SUPPLIED INFORMATION
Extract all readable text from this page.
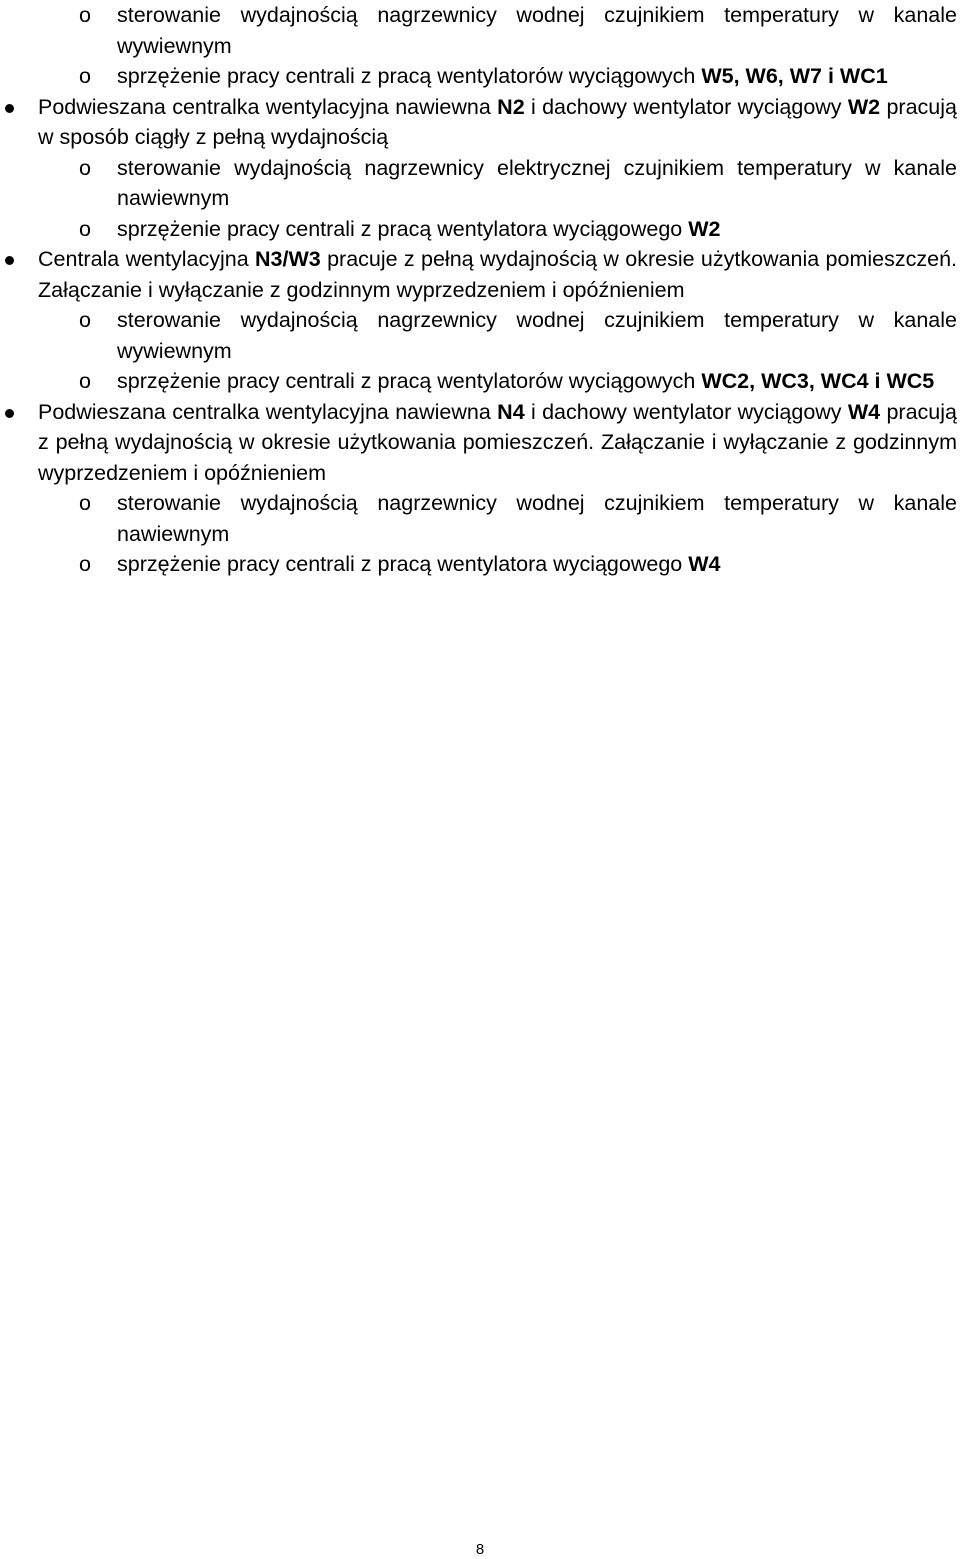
o sterowanie wydajnością nagrzewnicy wodnej czujnikiem temperatury w kanale wywiewnym
o sprzężenie pracy centrali z pracą wentylatorów wyciągowych W5, W6, W7 i WC1
Podwieszana centralka wentylacyjna nawiewna N2 i dachowy wentylator wyciągowy W2 pracują w sposób ciągły z pełną wydajnością
o sterowanie wydajnością nagrzewnicy elektrycznej czujnikiem temperatury w kanale nawiewnym
o sprzężenie pracy centrali z pracą wentylatora wyciągowego W2
Centrala wentylacyjna N3/W3 pracuje z pełną wydajnością w okresie użytkowania pomieszczeń. Załączanie i wyłączanie z godzinnym wyprzedzeniem i opóźnieniem
o sterowanie wydajnością nagrzewnicy wodnej czujnikiem temperatury w kanale wywiewnym
o sprzężenie pracy centrali z pracą wentylatorów wyciągowych WC2, WC3, WC4 i WC5
Podwieszana centralka wentylacyjna nawiewna N4 i dachowy wentylator wyciągowy W4 pracują z pełną wydajnością w okresie użytkowania pomieszczeń. Załączanie i wyłączanie z godzinnym wyprzedzeniem i opóźnieniem
o sterowanie wydajnością nagrzewnicy wodnej czujnikiem temperatury w kanale nawiewnym
o sprzężenie pracy centrali z pracą wentylatora wyciągowego W4
8
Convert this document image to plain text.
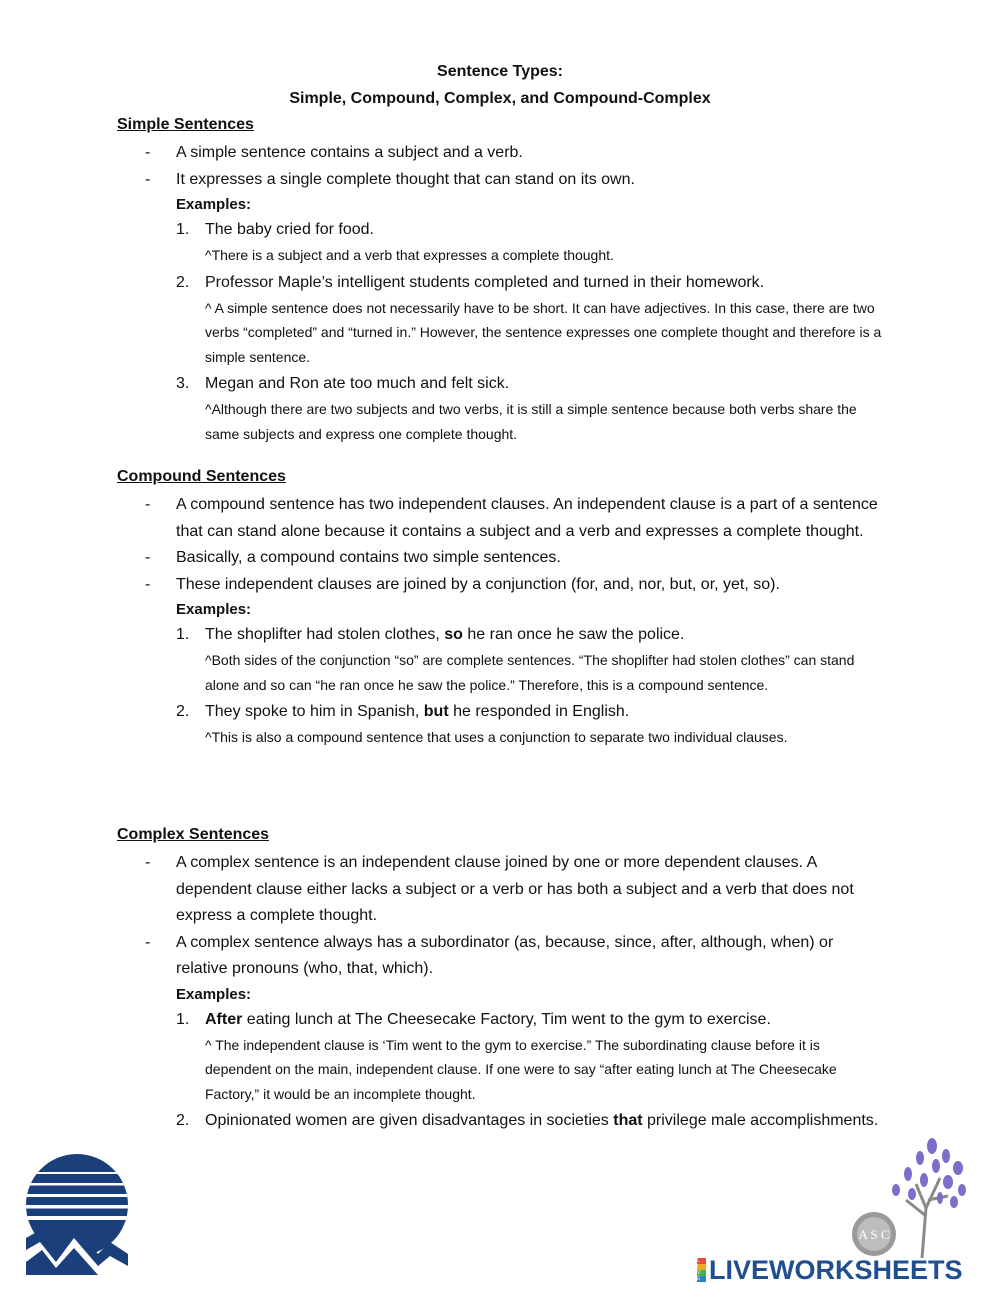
Sentence Types:
Simple, Compound, Complex, and Compound-Complex
Simple Sentences
- A simple sentence contains a subject and a verb.
- It expresses a single complete thought that can stand on its own.
Examples:
1. The baby cried for food.
^There is a subject and a verb that expresses a complete thought.
2. Professor Maple’s intelligent students completed and turned in their homework.
^ A simple sentence does not necessarily have to be short. It can have adjectives. In this case, there are two verbs “completed” and “turned in.” However, the sentence expresses one complete thought and therefore is a simple sentence.
3. Megan and Ron ate too much and felt sick.
^Although there are two subjects and two verbs, it is still a simple sentence because both verbs share the same subjects and express one complete thought.
Compound Sentences
- A compound sentence has two independent clauses. An independent clause is a part of a sentence that can stand alone because it contains a subject and a verb and expresses a complete thought.
- Basically, a compound contains two simple sentences.
- These independent clauses are joined by a conjunction (for, and, nor, but, or, yet, so).
Examples:
1. The shoplifter had stolen clothes, so he ran once he saw the police.
^Both sides of the conjunction “so” are complete sentences. “The shoplifter had stolen clothes” can stand alone and so can “he ran once he saw the police.” Therefore, this is a compound sentence.
2. They spoke to him in Spanish, but he responded in English.
^This is also a compound sentence that uses a conjunction to separate two individual clauses.
Complex Sentences
- A complex sentence is an independent clause joined by one or more dependent clauses. A dependent clause either lacks a subject or a verb or has both a subject and a verb that does not express a complete thought.
- A complex sentence always has a subordinator (as, because, since, after, although, when) or relative pronouns (who, that, which).
Examples:
1. After eating lunch at The Cheesecake Factory, Tim went to the gym to exercise.
^ The independent clause is ‘Tim went to the gym to exercise.” The subordinating clause before it is dependent on the main, independent clause. If one were to say “after eating lunch at The Cheesecake Factory,” it would be an incomplete thought.
2. Opinionated women are given disadvantages in societies that privilege male accomplishments.
A S C
L
I
V
E LIVEWORKSHEETS
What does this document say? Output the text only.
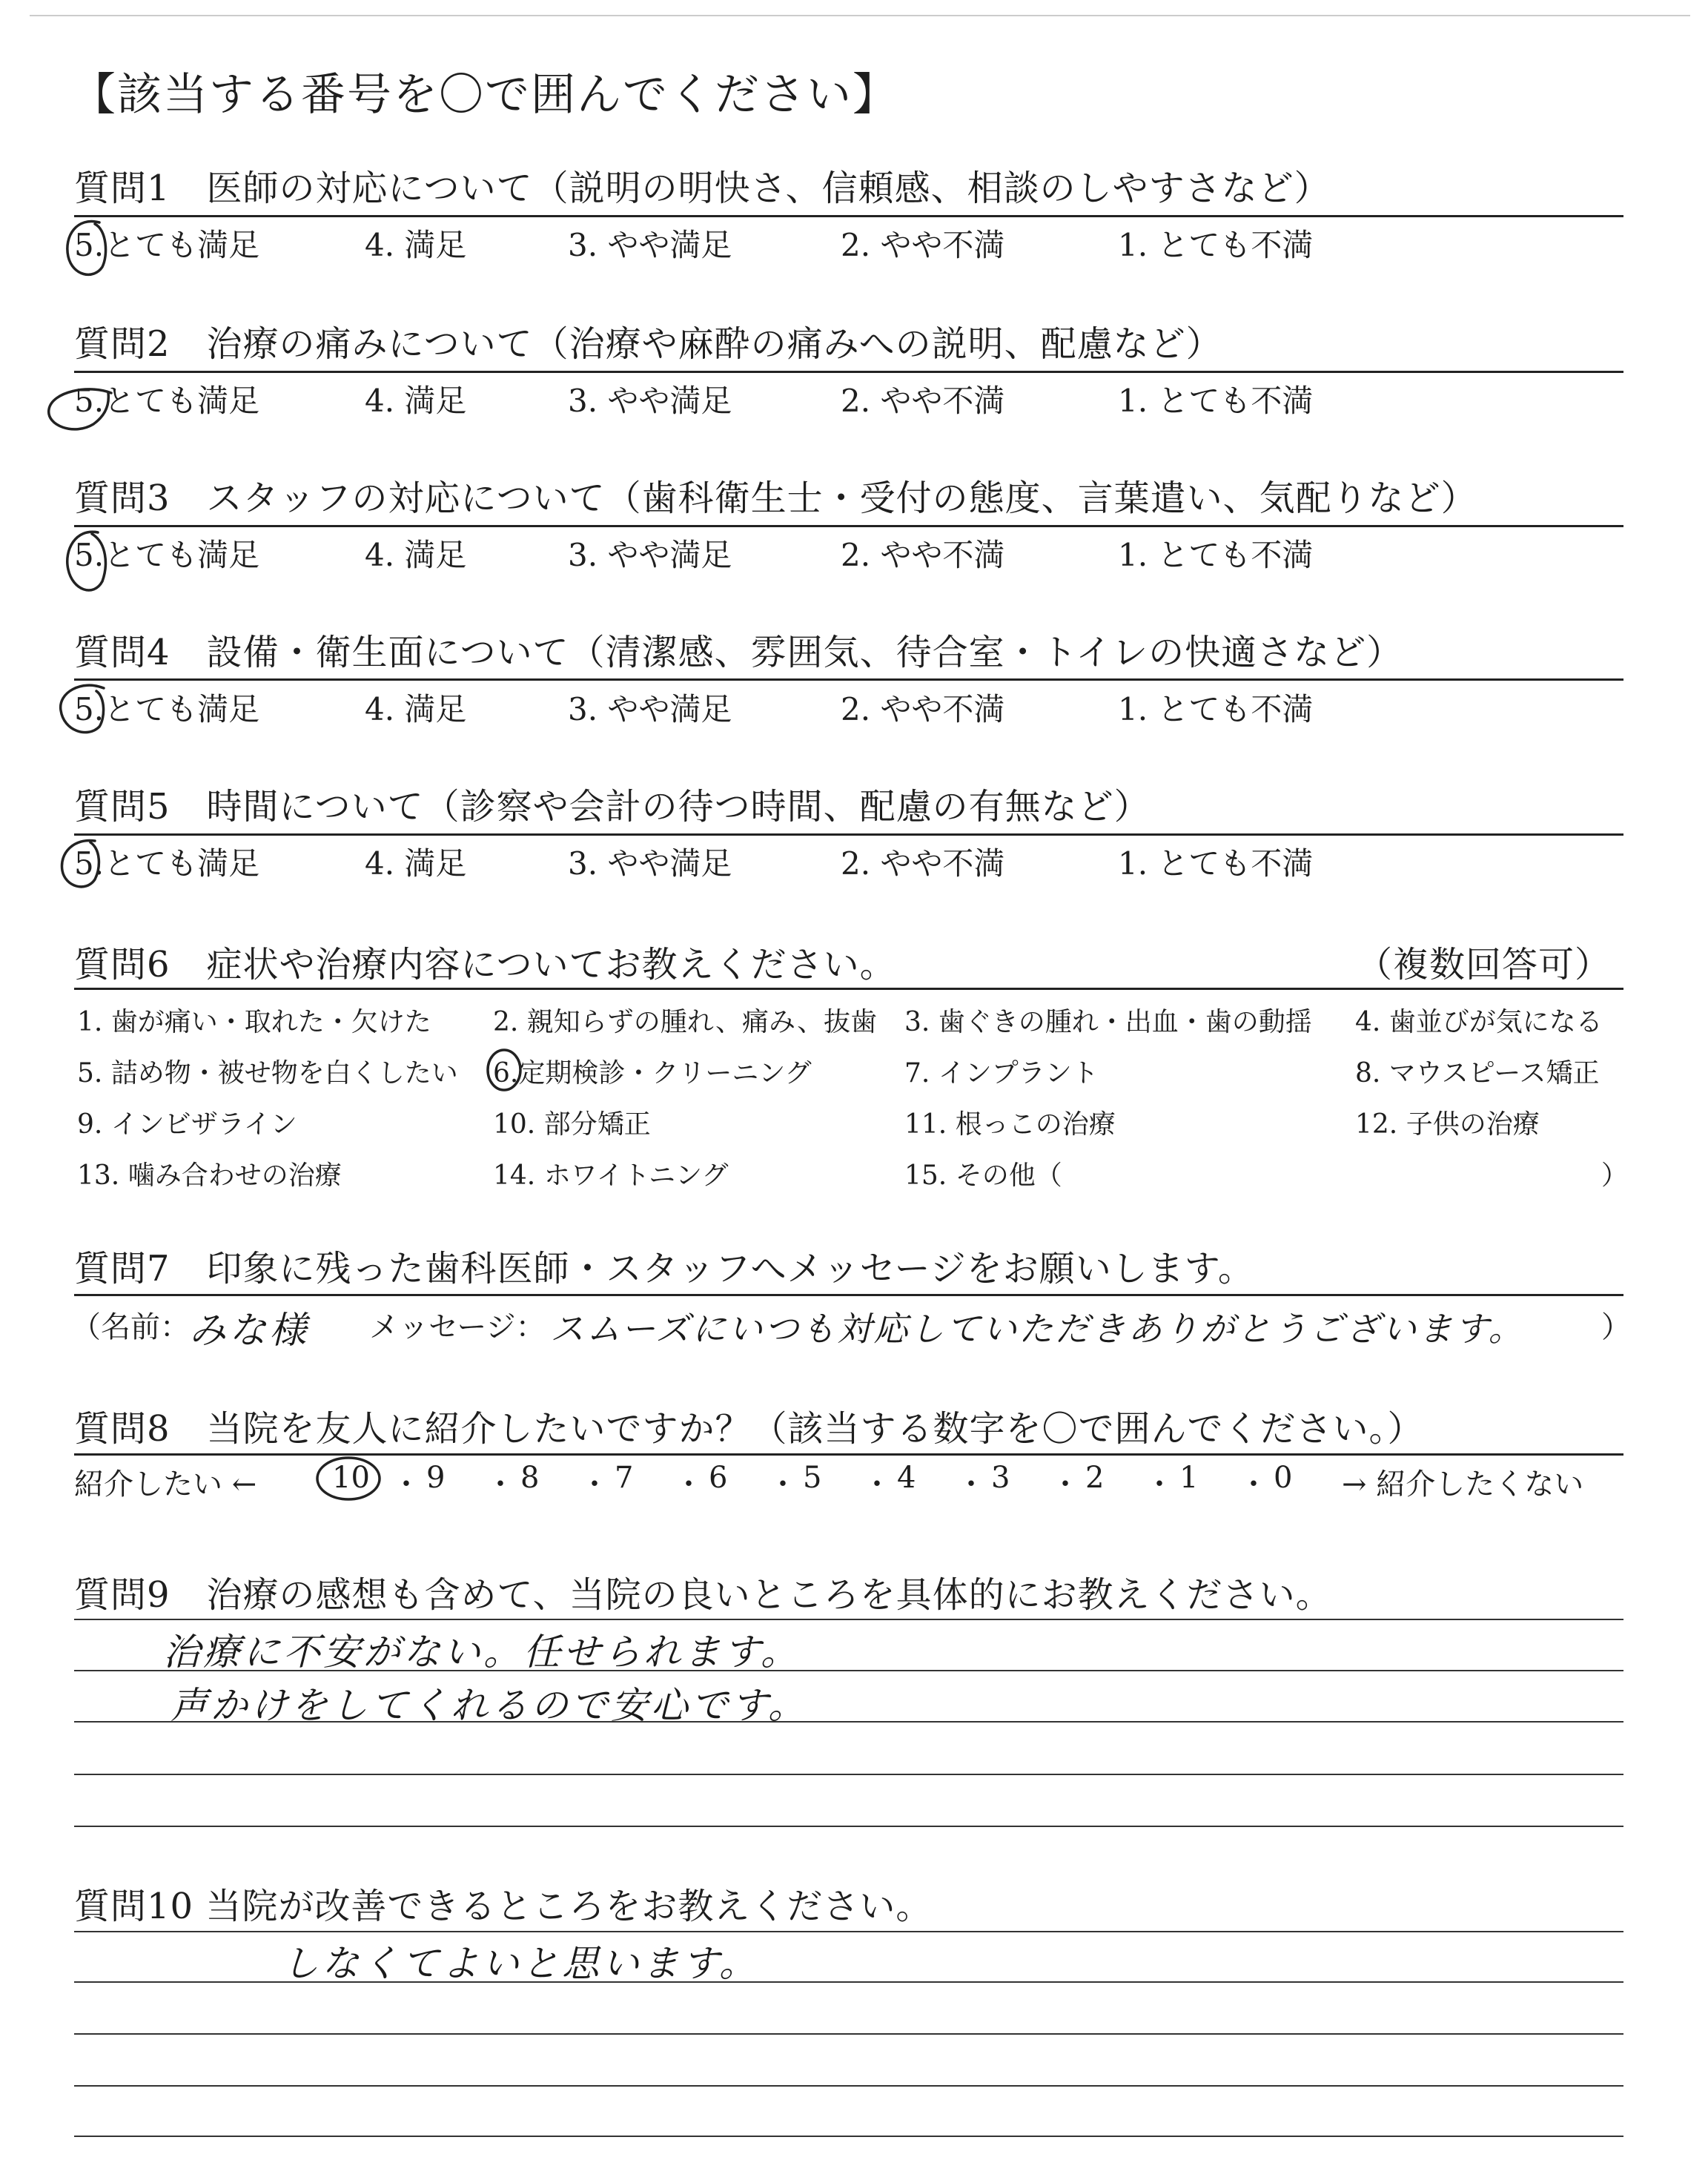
【該当する番号を〇で囲んでください】
質問1　医師の対応について（説明の明快さ、信頼感、相談のしやすさなど）
5.とても満足	4. 満足	3. やや満足	2. やや不満	1. とても不満
質問2　治療の痛みについて（治療や麻酔の痛みへの説明、配慮など）
5.とても満足	4. 満足	3. やや満足	2. やや不満	1. とても不満
質問3　スタッフの対応について（歯科衛生士・受付の態度、言葉遣い、気配りなど）
5.とても満足	4. 満足	3. やや満足	2. やや不満	1. とても不満
質問4　設備・衛生面について（清潔感、雰囲気、待合室・トイレの快適さなど）
5.とても満足	4. 満足	3. やや満足	2. やや不満	1. とても不満
質問5　時間について（診察や会計の待つ時間、配慮の有無など）
5.とても満足	4. 満足	3. やや満足	2. やや不満	1. とても不満
質問6　症状や治療内容についてお教えください。	（複数回答可）
1. 歯が痛い・取れた・欠けた 2. 親知らずの腫れ、痛み、抜歯 3. 歯ぐきの腫れ・出血・歯の動揺 4. 歯並びが気になる
5. 詰め物・被せ物を白くしたい 6.定期検診・クリーニング	7. インプラント	8. マウスピース矯正
9. インビザライン	10. 部分矯正	11. 根っこの治療	12. 子供の治療
13. 噛み合わせの治療	14. ホワイトニング	15. その他（	）
質問7　印象に残った歯科医師・スタッフへメッセージをお願いします。
（名前： みな様 メッセージ： スムーズにいつも対応していただきありがとうございます。	）
質問8　当院を友人に紹介したいですか？（該当する数字を〇で囲んでください。）
紹介したい ←	10 ・ 9 ・ 8 ・ 7 ・ 6 ・ 5 ・ 4 ・ 3 ・ 2 ・ 1 ・ 0 → 紹介したくない
質問9　治療の感想も含めて、当院の良いところを具体的にお教えください。
治療に不安がない。任せられます。
声かけをしてくれるので安心です。
質問10 当院が改善できるところをお教えください。
しなくてよいと思います。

TASK TO COMPLETE
Reproduce every line of the material precisely, omitting its pictures.

WRITTEN REPLY
Extract all readable text from this page.
o sterowanie wydajnością nagrzewnicy wodnej czujnikiem temperatury w kanale wywiewnym
o sprzężenie pracy centrali z pracą wentylatorów wyciągowych W5, W6, W7 i WC1
Podwieszana centralka wentylacyjna nawiewna N2 i dachowy wentylator wyciągowy W2 pracują w sposób ciągły z pełną wydajnością
o sterowanie wydajnością nagrzewnicy elektrycznej czujnikiem temperatury w kanale nawiewnym
o sprzężenie pracy centrali z pracą wentylatora wyciągowego W2
Centrala wentylacyjna N3/W3 pracuje z pełną wydajnością w okresie użytkowania pomieszczeń. Załączanie i wyłączanie z godzinnym wyprzedzeniem i opóźnieniem
o sterowanie wydajnością nagrzewnicy wodnej czujnikiem temperatury w kanale wywiewnym
o sprzężenie pracy centrali z pracą wentylatorów wyciągowych WC2, WC3, WC4 i WC5
Podwieszana centralka wentylacyjna nawiewna N4 i dachowy wentylator wyciągowy W4 pracują z pełną wydajnością w okresie użytkowania pomieszczeń. Załączanie i wyłączanie z godzinnym wyprzedzeniem i opóźnieniem
o sterowanie wydajnością nagrzewnicy wodnej czujnikiem temperatury w kanale nawiewnym
o sprzężenie pracy centrali z pracą wentylatora wyciągowego W4
8
Convert this document image to plain text.
Sentence Types:
Simple, Compound, Complex, and Compound-Complex
Simple Sentences
- A simple sentence contains a subject and a verb.
- It expresses a single complete thought that can stand on its own.
Examples:
1. The baby cried for food.
^There is a subject and a verb that expresses a complete thought.
2. Professor Maple’s intelligent students completed and turned in their homework.
^ A simple sentence does not necessarily have to be short. It can have adjectives. In this case, there are two verbs “completed” and “turned in.” However, the sentence expresses one complete thought and therefore is a simple sentence.
3. Megan and Ron ate too much and felt sick.
^Although there are two subjects and two verbs, it is still a simple sentence because both verbs share the same subjects and express one complete thought.
Compound Sentences
- A compound sentence has two independent clauses. An independent clause is a part of a sentence that can stand alone because it contains a subject and a verb and expresses a complete thought.
- Basically, a compound contains two simple sentences.
- These independent clauses are joined by a conjunction (for, and, nor, but, or, yet, so).
Examples:
1. The shoplifter had stolen clothes, so he ran once he saw the police.
^Both sides of the conjunction “so” are complete sentences. “The shoplifter had stolen clothes” can stand alone and so can “he ran once he saw the police.” Therefore, this is a compound sentence.
2. They spoke to him in Spanish, but he responded in English.
^This is also a compound sentence that uses a conjunction to separate two individual clauses.
Complex Sentences
- A complex sentence is an independent clause joined by one or more dependent clauses. A dependent clause either lacks a subject or a verb or has both a subject and a verb that does not express a complete thought.
- A complex sentence always has a subordinator (as, because, since, after, although, when) or relative pronouns (who, that, which).
Examples:
1. After eating lunch at The Cheesecake Factory, Tim went to the gym to exercise.
^ The independent clause is ‘Tim went to the gym to exercise.” The subordinating clause before it is dependent on the main, independent clause. If one were to say “after eating lunch at The Cheesecake Factory,” it would be an incomplete thought.
2. Opinionated women are given disadvantages in societies that privilege male accomplishments.
A S C
L
I
V
E LIVEWORKSHEETS
What does this document say? Output the text only.
【該当する番号を〇で囲んでください】
質問1　医師の対応について（説明の明快さ、信頼感、相談のしやすさなど）
5.とても満足	4. 満足	3. やや満足	2. やや不満	1. とても不満
質問2　治療の痛みについて（治療や麻酔の痛みへの説明、配慮など）
5.とても満足	4. 満足	3. やや満足	2. やや不満	1. とても不満
質問3　スタッフの対応について（歯科衛生士・受付の態度、言葉遣い、気配りなど）
5.とても満足	4. 満足	3. やや満足	2. やや不満	1. とても不満
質問4　設備・衛生面について（清潔感、雰囲気、待合室・トイレの快適さなど）
5.とても満足	4. 満足	3. やや満足	2. やや不満	1. とても不満
質問5　時間について（診察や会計の待つ時間、配慮の有無など）
5.とても満足	4. 満足	3. やや満足	2. やや不満	1. とても不満
質問6　症状や治療内容についてお教えください。	（複数回答可）
1. 歯が痛い・取れた・欠けた 2. 親知らずの腫れ、痛み、抜歯 3. 歯ぐきの腫れ・出血・歯の動揺 4. 歯並びが気になる
5. 詰め物・被せ物を白くしたい 6.定期検診・クリーニング	7. インプラント	8. マウスピース矯正
9. インビザライン	10. 部分矯正	11. 根っこの治療	12. 子供の治療
13. 噛み合わせの治療	14. ホワイトニング	15. その他（	）
質問7　印象に残った歯科医師・スタッフへメッセージをお願いします。
（名前： みな様 メッセージ： スムーズにいつも対応していただきありがとうございます。	）
質問8　当院を友人に紹介したいですか？（該当する数字を〇で囲んでください。）
紹介したい ←	10 ・ 9 ・ 8 ・ 7 ・ 6 ・ 5 ・ 4 ・ 3 ・ 2 ・ 1 ・ 0 → 紹介したくない
質問9　治療の感想も含めて、当院の良いところを具体的にお教えください。
治療に不安がない。任せられます。
声かけをしてくれるので安心です。
質問10 当院が改善できるところをお教えください。
しなくてよいと思います。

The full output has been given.